** start of Stored records **
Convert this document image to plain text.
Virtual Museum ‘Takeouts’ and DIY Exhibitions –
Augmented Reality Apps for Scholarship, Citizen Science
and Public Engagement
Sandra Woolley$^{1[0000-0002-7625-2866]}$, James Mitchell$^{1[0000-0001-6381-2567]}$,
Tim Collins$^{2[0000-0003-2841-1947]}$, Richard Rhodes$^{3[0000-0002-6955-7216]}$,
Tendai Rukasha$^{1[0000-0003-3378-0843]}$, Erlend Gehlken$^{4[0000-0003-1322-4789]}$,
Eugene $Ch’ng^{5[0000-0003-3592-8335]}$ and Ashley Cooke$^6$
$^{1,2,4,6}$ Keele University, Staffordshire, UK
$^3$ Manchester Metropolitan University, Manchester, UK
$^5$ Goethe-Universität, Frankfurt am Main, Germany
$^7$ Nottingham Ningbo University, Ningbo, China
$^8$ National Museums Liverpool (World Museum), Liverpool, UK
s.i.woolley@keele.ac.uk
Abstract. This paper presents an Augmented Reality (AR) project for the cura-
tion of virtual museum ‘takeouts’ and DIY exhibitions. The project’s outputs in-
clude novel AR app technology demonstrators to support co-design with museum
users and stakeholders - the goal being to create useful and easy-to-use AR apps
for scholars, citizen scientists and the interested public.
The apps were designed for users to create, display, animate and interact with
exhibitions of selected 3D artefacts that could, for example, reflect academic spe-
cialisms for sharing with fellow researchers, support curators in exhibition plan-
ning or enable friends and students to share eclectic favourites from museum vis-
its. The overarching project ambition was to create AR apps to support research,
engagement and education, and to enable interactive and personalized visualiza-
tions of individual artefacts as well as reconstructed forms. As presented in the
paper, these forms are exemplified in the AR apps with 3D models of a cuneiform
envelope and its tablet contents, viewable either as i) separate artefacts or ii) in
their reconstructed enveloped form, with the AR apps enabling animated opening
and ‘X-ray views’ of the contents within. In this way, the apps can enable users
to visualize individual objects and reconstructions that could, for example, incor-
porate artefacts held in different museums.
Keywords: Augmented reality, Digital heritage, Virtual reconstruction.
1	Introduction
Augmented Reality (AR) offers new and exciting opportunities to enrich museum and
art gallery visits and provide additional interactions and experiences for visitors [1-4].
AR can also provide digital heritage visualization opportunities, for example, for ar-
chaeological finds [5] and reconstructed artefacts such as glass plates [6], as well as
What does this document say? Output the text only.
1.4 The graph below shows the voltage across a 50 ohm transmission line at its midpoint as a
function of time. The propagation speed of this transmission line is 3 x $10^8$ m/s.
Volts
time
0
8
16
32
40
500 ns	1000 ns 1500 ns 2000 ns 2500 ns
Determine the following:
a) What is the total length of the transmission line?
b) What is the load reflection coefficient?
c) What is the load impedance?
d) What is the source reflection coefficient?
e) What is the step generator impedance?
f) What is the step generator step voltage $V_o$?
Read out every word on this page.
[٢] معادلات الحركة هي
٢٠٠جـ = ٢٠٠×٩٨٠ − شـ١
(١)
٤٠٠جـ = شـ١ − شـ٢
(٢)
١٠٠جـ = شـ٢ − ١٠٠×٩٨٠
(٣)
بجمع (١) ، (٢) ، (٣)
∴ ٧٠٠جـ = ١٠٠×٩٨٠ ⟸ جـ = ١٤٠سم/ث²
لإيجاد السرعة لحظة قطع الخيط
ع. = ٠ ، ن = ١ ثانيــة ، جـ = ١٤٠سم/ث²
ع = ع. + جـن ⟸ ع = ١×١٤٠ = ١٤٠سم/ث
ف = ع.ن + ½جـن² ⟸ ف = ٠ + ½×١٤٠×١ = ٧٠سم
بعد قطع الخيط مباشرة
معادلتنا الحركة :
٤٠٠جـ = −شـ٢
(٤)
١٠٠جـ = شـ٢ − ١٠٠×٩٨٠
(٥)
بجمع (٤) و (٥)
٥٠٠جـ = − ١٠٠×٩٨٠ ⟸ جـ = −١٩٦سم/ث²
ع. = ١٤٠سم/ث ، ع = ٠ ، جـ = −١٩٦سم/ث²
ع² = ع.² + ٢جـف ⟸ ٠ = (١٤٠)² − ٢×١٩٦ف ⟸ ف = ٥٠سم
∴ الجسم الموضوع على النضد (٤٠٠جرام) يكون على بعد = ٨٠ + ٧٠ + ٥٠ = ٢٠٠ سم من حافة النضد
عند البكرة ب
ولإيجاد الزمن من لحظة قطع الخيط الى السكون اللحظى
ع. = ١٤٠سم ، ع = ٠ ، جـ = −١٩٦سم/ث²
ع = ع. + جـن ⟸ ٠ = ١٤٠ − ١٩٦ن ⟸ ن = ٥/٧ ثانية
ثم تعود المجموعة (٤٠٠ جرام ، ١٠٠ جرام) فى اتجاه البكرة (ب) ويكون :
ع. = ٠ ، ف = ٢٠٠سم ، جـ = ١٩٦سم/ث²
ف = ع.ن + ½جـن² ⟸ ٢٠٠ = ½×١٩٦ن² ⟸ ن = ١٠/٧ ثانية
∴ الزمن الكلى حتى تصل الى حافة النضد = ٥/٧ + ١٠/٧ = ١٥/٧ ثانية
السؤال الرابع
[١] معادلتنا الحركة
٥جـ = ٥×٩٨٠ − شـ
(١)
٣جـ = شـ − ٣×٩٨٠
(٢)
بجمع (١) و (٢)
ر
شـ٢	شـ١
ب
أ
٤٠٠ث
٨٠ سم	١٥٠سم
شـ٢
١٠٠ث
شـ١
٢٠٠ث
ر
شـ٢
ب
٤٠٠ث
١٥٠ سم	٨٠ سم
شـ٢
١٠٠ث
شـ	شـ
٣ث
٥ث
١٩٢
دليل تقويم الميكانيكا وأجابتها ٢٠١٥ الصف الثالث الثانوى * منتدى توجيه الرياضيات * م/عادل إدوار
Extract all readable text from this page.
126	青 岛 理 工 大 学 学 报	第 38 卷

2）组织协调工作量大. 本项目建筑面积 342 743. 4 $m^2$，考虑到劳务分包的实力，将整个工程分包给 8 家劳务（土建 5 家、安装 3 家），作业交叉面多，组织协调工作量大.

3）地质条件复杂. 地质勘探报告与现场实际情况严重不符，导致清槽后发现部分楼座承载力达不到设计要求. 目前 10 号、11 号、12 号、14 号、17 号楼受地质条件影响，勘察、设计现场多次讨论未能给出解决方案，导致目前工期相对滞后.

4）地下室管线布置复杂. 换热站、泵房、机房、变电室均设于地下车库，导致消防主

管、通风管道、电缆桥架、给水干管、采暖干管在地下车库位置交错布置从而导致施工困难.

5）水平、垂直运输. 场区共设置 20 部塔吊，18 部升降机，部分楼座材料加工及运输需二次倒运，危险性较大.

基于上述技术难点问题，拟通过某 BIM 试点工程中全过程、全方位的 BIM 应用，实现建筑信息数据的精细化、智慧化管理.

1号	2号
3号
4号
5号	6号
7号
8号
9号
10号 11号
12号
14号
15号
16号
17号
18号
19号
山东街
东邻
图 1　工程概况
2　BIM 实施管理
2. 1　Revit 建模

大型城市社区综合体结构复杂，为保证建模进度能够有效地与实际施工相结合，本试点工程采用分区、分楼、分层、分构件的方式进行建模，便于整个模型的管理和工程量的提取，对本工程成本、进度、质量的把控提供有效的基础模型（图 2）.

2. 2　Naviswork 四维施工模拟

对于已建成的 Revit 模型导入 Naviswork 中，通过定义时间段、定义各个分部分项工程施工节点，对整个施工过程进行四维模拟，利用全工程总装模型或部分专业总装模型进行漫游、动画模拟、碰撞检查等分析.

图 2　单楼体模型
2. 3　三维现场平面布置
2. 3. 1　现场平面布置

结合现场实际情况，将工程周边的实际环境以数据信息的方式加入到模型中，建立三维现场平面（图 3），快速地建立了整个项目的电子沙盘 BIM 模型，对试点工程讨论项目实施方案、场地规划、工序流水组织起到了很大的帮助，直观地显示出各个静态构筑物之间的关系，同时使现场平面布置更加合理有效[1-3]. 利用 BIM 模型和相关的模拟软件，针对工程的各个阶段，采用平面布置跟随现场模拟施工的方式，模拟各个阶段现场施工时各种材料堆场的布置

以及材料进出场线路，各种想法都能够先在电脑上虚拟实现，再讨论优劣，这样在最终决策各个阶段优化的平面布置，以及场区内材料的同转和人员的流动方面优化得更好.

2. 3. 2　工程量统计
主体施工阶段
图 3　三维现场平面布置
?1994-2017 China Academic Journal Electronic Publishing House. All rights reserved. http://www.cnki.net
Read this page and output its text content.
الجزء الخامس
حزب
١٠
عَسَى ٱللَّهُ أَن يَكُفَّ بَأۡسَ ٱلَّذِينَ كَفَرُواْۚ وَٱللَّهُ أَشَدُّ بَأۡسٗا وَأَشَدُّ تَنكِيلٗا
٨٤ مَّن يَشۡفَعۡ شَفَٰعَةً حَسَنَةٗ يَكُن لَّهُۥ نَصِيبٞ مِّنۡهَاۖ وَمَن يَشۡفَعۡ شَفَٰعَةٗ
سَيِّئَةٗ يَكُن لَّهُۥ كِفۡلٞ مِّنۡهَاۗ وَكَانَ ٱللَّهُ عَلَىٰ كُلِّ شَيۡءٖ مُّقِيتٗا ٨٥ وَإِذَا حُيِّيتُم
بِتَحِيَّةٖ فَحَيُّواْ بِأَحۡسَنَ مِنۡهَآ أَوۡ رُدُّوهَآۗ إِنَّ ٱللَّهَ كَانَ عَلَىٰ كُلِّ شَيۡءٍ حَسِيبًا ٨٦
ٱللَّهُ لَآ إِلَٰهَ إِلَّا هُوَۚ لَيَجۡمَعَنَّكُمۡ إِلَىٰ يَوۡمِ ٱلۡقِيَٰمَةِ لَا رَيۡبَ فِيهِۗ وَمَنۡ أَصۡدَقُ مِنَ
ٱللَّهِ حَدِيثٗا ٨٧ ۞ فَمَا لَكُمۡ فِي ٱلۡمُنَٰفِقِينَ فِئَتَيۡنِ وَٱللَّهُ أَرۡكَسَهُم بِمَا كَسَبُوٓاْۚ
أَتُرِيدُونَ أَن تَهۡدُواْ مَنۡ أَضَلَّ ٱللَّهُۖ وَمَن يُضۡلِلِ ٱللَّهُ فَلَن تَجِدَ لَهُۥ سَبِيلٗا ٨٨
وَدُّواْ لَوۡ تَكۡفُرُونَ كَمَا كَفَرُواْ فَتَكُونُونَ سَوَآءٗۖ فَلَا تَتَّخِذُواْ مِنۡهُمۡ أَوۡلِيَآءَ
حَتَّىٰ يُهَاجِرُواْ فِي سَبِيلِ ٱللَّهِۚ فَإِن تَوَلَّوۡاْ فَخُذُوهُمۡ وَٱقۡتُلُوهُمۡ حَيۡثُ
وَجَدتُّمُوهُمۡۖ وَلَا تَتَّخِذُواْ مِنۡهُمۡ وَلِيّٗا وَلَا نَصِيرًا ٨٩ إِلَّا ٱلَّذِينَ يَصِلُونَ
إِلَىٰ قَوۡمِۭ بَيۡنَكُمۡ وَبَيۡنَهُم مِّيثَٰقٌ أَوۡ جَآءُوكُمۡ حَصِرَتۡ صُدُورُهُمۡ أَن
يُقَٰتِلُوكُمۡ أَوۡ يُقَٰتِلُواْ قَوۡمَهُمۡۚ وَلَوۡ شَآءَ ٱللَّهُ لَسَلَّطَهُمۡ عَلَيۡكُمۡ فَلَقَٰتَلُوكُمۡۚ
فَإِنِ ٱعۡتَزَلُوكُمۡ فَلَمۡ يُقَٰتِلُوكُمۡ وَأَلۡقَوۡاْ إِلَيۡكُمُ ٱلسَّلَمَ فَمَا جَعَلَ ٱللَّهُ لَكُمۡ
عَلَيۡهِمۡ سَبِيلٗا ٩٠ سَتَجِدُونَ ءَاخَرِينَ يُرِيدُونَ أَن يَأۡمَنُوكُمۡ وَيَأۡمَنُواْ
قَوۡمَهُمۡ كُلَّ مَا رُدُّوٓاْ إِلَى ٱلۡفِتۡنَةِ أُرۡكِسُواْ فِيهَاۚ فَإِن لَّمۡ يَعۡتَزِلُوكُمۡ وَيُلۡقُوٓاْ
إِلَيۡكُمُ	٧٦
** end of Stored records **
Task brief:
Work through the records above line by line and count those that hold the string "البكرة". Give only the result.

Exercise result:
2